*Directive*: Please repeat all of the listing exactly.

***** Data extract *****

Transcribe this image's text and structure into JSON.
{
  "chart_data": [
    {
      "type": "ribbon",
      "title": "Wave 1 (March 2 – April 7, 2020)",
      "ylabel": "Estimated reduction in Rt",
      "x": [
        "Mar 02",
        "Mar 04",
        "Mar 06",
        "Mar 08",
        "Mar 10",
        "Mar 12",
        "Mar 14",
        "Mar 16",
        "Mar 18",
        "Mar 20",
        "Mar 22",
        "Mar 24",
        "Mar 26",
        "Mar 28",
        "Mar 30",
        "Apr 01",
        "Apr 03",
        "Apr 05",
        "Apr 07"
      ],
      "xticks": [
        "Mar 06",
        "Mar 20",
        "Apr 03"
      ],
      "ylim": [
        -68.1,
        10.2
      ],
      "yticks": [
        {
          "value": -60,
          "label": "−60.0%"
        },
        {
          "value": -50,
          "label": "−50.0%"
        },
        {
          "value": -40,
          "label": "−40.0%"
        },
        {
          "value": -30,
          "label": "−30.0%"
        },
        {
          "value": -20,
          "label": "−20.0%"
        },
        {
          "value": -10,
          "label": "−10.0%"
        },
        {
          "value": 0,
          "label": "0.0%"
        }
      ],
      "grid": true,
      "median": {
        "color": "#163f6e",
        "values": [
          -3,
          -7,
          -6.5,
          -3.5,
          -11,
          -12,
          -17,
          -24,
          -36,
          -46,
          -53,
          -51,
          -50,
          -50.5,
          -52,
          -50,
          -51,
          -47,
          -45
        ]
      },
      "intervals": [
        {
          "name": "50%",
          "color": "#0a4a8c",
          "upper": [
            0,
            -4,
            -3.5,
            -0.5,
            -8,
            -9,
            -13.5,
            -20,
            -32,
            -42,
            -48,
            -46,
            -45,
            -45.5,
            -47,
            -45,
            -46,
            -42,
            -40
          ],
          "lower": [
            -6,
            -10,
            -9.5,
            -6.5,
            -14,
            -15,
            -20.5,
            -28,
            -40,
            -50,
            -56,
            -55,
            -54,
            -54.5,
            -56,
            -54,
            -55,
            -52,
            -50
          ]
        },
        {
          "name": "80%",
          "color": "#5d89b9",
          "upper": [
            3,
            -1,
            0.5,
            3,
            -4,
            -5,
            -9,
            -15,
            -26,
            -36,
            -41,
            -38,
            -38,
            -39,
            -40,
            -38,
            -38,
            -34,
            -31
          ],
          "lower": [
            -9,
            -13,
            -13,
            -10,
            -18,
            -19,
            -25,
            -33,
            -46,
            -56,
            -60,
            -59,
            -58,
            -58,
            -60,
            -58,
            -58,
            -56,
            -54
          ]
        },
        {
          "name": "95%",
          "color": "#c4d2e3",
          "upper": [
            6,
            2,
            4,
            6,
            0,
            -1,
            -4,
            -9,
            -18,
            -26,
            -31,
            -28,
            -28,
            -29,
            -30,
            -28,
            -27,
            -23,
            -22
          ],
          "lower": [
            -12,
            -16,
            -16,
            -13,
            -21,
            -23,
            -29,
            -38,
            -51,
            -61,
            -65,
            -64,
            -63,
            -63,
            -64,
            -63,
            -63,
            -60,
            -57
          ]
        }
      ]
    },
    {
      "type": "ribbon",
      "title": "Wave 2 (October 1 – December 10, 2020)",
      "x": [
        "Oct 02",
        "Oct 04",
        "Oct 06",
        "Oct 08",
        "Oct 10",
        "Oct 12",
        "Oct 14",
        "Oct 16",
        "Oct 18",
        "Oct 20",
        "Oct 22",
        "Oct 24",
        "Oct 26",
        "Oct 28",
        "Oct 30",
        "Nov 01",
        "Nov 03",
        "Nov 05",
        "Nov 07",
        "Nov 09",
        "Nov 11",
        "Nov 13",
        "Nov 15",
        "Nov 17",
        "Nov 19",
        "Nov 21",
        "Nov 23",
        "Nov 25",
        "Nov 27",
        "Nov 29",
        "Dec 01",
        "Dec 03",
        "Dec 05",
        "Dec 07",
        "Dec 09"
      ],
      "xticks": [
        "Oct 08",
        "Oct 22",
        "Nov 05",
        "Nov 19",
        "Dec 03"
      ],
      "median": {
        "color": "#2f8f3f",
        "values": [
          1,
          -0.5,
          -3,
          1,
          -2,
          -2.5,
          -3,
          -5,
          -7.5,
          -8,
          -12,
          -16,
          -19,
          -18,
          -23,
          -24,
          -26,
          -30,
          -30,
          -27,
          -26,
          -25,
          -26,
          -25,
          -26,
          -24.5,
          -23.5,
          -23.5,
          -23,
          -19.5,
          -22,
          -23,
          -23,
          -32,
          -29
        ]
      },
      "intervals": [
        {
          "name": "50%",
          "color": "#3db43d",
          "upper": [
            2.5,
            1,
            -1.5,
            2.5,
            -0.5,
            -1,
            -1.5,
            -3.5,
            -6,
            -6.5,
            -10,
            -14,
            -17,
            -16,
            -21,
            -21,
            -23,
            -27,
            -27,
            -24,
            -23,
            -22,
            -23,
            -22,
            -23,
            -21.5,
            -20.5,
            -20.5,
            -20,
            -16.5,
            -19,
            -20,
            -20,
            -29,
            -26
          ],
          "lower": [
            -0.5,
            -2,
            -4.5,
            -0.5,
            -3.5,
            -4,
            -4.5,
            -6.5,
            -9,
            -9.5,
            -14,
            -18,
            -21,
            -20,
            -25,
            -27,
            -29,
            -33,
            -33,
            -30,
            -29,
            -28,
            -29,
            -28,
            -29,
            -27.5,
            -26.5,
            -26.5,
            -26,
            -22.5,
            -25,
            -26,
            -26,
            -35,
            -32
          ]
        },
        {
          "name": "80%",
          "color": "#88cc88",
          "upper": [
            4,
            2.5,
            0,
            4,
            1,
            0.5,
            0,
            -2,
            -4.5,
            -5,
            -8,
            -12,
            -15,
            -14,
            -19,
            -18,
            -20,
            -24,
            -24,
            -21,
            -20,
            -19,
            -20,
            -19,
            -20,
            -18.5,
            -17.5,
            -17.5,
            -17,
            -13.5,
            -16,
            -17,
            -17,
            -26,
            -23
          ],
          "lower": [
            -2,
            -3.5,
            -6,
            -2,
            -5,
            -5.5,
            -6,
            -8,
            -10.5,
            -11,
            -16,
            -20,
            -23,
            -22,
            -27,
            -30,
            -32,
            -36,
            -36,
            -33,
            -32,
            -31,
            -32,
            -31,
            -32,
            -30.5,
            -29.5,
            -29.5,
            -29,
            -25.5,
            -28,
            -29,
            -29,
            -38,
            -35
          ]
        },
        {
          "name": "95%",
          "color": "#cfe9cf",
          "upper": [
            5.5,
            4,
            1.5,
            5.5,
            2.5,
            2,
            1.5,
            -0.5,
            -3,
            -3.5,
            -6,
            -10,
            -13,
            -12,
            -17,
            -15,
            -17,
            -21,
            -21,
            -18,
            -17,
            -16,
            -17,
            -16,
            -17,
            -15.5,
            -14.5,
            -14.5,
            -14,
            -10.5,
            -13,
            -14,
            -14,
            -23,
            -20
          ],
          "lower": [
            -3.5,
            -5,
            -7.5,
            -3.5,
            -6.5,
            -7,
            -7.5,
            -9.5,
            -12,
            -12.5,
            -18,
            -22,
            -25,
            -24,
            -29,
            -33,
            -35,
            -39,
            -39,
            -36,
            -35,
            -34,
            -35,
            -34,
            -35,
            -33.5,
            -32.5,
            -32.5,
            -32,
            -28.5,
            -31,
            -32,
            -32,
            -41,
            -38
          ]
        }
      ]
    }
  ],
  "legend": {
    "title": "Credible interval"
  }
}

*****

*Full solution*:
Transcribe this image's text and structure into JSON.
{
  "chart_data": [
    {
      "type": "ribbon",
      "title": "Wave 1 (March 2 – April 7, 2020)",
      "ylabel": "Estimated reduction in Rt",
      "x": [
        "Mar 02",
        "Mar 04",
        "Mar 06",
        "Mar 08",
        "Mar 10",
        "Mar 12",
        "Mar 14",
        "Mar 16",
        "Mar 18",
        "Mar 20",
        "Mar 22",
        "Mar 24",
        "Mar 26",
        "Mar 28",
        "Mar 30",
        "Apr 01",
        "Apr 03",
        "Apr 05",
        "Apr 07"
      ],
      "xticks": [
        "Mar 06",
        "Mar 20",
        "Apr 03"
      ],
      "ylim": [
        -68.1,
        10.2
      ],
      "yticks": [
        {
          "value": -60,
          "label": "−60.0%"
        },
        {
          "value": -50,
          "label": "−50.0%"
        },
        {
          "value": -40,
          "label": "−40.0%"
        },
        {
          "value": -30,
          "label": "−30.0%"
        },
        {
          "value": -20,
          "label": "−20.0%"
        },
        {
          "value": -10,
          "label": "−10.0%"
        },
        {
          "value": 0,
          "label": "0.0%"
        }
      ],
      "grid": true,
      "median": {
        "color": "#163f6e",
        "values": [
          -3,
          -7,
          -6.5,
          -3.5,
          -11,
          -12,
          -17,
          -24,
          -36,
          -46,
          -53,
          -51,
          -50,
          -50.5,
          -52,
          -50,
          -51,
          -47,
          -45
        ]
      },
      "intervals": [
        {
          "name": "50%",
          "color": "#0a4a8c",
          "upper": [
            0,
            -4,
            -3.5,
            -0.5,
            -8,
            -9,
            -13.5,
            -20,
            -32,
            -42,
            -48,
            -46,
            -45,
            -45.5,
            -47,
            -45,
            -46,
            -42,
            -40
          ],
          "lower": [
            -6,
            -10,
            -9.5,
            -6.5,
            -14,
            -15,
            -20.5,
            -28,
            -40,
            -50,
            -56,
            -55,
            -54,
            -54.5,
            -56,
            -54,
            -55,
            -52,
            -50
          ]
        },
        {
          "name": "80%",
          "color": "#5d89b9",
          "upper": [
            3,
            -1,
            0.5,
            3,
            -4,
            -5,
            -9,
            -15,
            -26,
            -36,
            -41,
            -38,
            -38,
            -39,
            -40,
            -38,
            -38,
            -34,
            -31
          ],
          "lower": [
            -9,
            -13,
            -13,
            -10,
            -18,
            -19,
            -25,
            -33,
            -46,
            -56,
            -60,
            -59,
            -58,
            -58,
            -60,
            -58,
            -58,
            -56,
            -54
          ]
        },
        {
          "name": "95%",
          "color": "#c4d2e3",
          "upper": [
            6,
            2,
            4,
            6,
            0,
            -1,
            -4,
            -9,
            -18,
            -26,
            -31,
            -28,
            -28,
            -29,
            -30,
            -28,
            -27,
            -23,
            -22
          ],
          "lower": [
            -12,
            -16,
            -16,
            -13,
            -21,
            -23,
            -29,
            -38,
            -51,
            -61,
            -65,
            -64,
            -63,
            -63,
            -64,
            -63,
            -63,
            -60,
            -57
          ]
        }
      ]
    },
    {
      "type": "ribbon",
      "title": "Wave 2 (October 1 – December 10, 2020)",
      "x": [
        "Oct 02",
        "Oct 04",
        "Oct 06",
        "Oct 08",
        "Oct 10",
        "Oct 12",
        "Oct 14",
        "Oct 16",
        "Oct 18",
        "Oct 20",
        "Oct 22",
        "Oct 24",
        "Oct 26",
        "Oct 28",
        "Oct 30",
        "Nov 01",
        "Nov 03",
        "Nov 05",
        "Nov 07",
        "Nov 09",
        "Nov 11",
        "Nov 13",
        "Nov 15",
        "Nov 17",
        "Nov 19",
        "Nov 21",
        "Nov 23",
        "Nov 25",
        "Nov 27",
        "Nov 29",
        "Dec 01",
        "Dec 03",
        "Dec 05",
        "Dec 07",
        "Dec 09"
      ],
      "xticks": [
        "Oct 08",
        "Oct 22",
        "Nov 05",
        "Nov 19",
        "Dec 03"
      ],
      "median": {
        "color": "#2f8f3f",
        "values": [
          1,
          -0.5,
          -3,
          1,
          -2,
          -2.5,
          -3,
          -5,
          -7.5,
          -8,
          -12,
          -16,
          -19,
          -18,
          -23,
          -24,
          -26,
          -30,
          -30,
          -27,
          -26,
          -25,
          -26,
          -25,
          -26,
          -24.5,
          -23.5,
          -23.5,
          -23,
          -19.5,
          -22,
          -23,
          -23,
          -32,
          -29
        ]
      },
      "intervals": [
        {
          "name": "50%",
          "color": "#3db43d",
          "upper": [
            2.5,
            1,
            -1.5,
            2.5,
            -0.5,
            -1,
            -1.5,
            -3.5,
            -6,
            -6.5,
            -10,
            -14,
            -17,
            -16,
            -21,
            -21,
            -23,
            -27,
            -27,
            -24,
            -23,
            -22,
            -23,
            -22,
            -23,
            -21.5,
            -20.5,
            -20.5,
            -20,
            -16.5,
            -19,
            -20,
            -20,
            -29,
            -26
          ],
          "lower": [
            -0.5,
            -2,
            -4.5,
            -0.5,
            -3.5,
            -4,
            -4.5,
            -6.5,
            -9,
            -9.5,
            -14,
            -18,
            -21,
            -20,
            -25,
            -27,
            -29,
            -33,
            -33,
            -30,
            -29,
            -28,
            -29,
            -28,
            -29,
            -27.5,
            -26.5,
            -26.5,
            -26,
            -22.5,
            -25,
            -26,
            -26,
            -35,
            -32
          ]
        },
        {
          "name": "80%",
          "color": "#88cc88",
          "upper": [
            4,
            2.5,
            0,
            4,
            1,
            0.5,
            0,
            -2,
            -4.5,
            -5,
            -8,
            -12,
            -15,
            -14,
            -19,
            -18,
            -20,
            -24,
            -24,
            -21,
            -20,
            -19,
            -20,
            -19,
            -20,
            -18.5,
            -17.5,
            -17.5,
            -17,
            -13.5,
            -16,
            -17,
            -17,
            -26,
            -23
          ],
          "lower": [
            -2,
            -3.5,
            -6,
            -2,
            -5,
            -5.5,
            -6,
            -8,
            -10.5,
            -11,
            -16,
            -20,
            -23,
            -22,
            -27,
            -30,
            -32,
            -36,
            -36,
            -33,
            -32,
            -31,
            -32,
            -31,
            -32,
            -30.5,
            -29.5,
            -29.5,
            -29,
            -25.5,
            -28,
            -29,
            -29,
            -38,
            -35
          ]
        },
        {
          "name": "95%",
          "color": "#cfe9cf",
          "upper": [
            5.5,
            4,
            1.5,
            5.5,
            2.5,
            2,
            1.5,
            -0.5,
            -3,
            -3.5,
            -6,
            -10,
            -13,
            -12,
            -17,
            -15,
            -17,
            -21,
            -21,
            -18,
            -17,
            -16,
            -17,
            -16,
            -17,
            -15.5,
            -14.5,
            -14.5,
            -14,
            -10.5,
            -13,
            -14,
            -14,
            -23,
            -20
          ],
          "lower": [
            -3.5,
            -5,
            -7.5,
            -3.5,
            -6.5,
            -7,
            -7.5,
            -9.5,
            -12,
            -12.5,
            -18,
            -22,
            -25,
            -24,
            -29,
            -33,
            -35,
            -39,
            -39,
            -36,
            -35,
            -34,
            -35,
            -34,
            -35,
            -33.5,
            -32.5,
            -32.5,
            -32,
            -28.5,
            -31,
            -32,
            -32,
            -41,
            -38
          ]
        }
      ]
    }
  ],
  "legend": {
    "title": "Credible interval"
  }
}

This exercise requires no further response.